Records from a data source:
^^^^^^^^^^^^^^^^
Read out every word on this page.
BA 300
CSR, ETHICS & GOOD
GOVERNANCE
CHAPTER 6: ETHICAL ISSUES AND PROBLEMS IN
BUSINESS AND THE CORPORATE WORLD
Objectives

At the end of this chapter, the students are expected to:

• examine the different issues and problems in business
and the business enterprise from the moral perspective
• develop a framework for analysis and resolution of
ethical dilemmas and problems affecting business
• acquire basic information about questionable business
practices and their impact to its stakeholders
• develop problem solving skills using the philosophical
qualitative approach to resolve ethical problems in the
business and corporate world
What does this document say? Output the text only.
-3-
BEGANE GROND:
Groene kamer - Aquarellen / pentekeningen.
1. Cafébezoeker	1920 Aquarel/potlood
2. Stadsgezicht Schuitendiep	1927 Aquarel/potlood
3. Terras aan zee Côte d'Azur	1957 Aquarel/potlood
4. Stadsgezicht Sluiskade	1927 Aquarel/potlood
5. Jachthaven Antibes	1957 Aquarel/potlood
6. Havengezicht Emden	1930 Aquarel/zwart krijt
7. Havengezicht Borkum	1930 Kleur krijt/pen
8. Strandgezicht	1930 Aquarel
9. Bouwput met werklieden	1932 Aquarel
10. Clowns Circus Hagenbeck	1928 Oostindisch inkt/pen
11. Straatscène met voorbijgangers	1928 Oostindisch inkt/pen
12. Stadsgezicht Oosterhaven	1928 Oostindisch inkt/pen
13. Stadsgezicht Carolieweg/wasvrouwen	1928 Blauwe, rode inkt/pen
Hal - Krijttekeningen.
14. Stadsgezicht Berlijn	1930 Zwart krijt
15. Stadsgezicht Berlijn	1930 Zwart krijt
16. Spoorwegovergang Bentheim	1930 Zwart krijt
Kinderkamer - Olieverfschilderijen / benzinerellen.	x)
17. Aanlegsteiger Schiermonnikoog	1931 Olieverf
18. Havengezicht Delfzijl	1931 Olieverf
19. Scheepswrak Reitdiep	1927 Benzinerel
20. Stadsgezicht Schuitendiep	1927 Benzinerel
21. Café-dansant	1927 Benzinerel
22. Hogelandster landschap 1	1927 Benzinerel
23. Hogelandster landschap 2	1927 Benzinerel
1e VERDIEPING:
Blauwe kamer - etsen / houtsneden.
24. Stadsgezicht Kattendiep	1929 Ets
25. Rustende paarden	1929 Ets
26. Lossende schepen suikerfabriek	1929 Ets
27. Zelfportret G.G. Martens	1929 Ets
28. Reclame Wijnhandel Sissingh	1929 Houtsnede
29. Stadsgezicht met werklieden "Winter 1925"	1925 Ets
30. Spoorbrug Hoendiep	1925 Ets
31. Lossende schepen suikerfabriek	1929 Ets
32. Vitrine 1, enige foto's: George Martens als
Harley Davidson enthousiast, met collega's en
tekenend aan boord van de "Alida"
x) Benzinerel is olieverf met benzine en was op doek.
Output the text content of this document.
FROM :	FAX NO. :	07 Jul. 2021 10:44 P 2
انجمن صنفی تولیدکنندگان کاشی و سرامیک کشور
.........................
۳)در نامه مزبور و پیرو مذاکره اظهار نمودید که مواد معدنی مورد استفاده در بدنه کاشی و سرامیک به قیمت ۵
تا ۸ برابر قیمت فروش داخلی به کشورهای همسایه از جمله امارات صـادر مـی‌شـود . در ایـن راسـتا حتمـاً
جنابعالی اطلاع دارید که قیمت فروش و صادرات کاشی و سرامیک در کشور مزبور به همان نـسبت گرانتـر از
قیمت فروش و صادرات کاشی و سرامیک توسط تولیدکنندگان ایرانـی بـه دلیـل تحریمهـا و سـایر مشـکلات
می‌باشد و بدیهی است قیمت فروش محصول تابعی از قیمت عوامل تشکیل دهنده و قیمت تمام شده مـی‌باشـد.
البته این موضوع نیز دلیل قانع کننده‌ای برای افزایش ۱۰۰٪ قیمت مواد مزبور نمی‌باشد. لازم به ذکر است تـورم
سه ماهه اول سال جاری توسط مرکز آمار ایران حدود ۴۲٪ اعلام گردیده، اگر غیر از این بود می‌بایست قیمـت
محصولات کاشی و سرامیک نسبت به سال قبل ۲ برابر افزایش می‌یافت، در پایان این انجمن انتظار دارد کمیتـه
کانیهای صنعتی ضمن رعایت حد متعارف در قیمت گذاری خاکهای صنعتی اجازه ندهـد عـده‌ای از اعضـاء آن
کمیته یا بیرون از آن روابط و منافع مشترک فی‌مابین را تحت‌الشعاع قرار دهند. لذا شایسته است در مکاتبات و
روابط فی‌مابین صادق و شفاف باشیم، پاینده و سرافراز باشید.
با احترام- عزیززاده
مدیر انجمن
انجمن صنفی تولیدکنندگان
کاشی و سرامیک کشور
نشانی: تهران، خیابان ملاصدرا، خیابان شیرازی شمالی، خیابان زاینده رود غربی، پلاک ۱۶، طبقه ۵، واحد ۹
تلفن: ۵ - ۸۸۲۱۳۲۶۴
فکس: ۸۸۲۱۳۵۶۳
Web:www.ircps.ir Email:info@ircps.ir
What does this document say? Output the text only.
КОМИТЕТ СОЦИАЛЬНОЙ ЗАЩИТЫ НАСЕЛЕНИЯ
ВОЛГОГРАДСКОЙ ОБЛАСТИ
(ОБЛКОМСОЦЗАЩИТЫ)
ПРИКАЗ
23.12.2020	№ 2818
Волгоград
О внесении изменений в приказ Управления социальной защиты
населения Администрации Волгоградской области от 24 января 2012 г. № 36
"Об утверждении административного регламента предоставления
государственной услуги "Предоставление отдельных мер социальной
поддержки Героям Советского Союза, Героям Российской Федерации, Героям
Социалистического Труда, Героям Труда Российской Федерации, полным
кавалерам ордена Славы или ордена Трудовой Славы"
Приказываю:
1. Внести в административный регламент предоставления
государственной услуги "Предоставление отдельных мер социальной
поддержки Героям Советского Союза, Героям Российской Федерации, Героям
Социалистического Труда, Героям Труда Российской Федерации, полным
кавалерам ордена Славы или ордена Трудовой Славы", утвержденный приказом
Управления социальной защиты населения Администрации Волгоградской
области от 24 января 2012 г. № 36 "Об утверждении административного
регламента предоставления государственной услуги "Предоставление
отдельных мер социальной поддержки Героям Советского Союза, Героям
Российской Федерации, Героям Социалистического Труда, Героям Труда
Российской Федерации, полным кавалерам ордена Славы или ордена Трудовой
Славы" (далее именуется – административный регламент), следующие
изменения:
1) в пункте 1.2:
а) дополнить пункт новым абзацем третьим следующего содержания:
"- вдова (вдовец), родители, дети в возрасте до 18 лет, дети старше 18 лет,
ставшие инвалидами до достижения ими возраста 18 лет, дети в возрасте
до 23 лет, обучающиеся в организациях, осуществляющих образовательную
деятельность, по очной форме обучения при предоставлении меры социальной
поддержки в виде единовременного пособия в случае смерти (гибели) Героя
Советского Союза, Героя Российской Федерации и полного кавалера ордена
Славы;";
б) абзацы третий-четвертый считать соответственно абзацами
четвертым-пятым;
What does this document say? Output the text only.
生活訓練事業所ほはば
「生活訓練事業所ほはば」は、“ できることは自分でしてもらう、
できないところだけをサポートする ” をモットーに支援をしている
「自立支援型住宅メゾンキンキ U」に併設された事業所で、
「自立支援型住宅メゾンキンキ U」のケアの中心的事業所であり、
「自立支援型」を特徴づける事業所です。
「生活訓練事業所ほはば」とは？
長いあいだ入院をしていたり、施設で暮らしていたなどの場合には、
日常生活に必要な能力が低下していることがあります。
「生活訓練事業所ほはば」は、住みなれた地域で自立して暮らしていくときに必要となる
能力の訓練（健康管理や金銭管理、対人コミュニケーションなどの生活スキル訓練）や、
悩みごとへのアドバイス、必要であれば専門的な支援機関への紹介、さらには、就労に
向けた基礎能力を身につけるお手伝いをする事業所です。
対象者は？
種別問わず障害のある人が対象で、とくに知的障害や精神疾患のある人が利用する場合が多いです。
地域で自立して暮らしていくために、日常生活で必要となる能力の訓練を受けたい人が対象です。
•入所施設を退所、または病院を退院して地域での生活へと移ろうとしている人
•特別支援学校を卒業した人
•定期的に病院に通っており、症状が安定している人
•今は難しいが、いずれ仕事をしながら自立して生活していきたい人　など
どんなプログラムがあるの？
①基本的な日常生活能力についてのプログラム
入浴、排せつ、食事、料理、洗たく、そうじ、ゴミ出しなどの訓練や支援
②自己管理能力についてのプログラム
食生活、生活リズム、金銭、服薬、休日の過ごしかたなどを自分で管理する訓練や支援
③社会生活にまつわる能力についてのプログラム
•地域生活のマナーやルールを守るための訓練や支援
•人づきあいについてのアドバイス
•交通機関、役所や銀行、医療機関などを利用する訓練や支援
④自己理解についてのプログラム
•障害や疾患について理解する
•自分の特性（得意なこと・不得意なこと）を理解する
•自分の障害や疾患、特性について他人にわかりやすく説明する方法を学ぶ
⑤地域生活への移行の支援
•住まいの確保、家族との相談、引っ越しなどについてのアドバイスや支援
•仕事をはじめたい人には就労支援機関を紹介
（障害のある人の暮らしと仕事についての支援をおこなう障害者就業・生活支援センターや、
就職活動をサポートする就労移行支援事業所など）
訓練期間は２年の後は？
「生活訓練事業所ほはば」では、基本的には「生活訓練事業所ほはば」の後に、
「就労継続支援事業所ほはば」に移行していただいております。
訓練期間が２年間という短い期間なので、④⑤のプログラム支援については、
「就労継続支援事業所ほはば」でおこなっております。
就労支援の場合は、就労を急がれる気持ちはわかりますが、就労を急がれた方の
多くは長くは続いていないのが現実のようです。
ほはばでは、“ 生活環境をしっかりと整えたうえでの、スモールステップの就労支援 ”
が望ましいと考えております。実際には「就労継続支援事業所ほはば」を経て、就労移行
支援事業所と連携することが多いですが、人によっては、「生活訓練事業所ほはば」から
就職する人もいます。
^^^^^^^^^^^^^^^^
## WHAT YOU WILL DO
Using the records above, gather all lines where the string "Schuitendiep" is present.

## ANSWER BELOW
2. Stadsgezicht Schuitendiep	1927 Aquarel/potlood
20. Stadsgezicht Schuitendiep	1927 Benzinerel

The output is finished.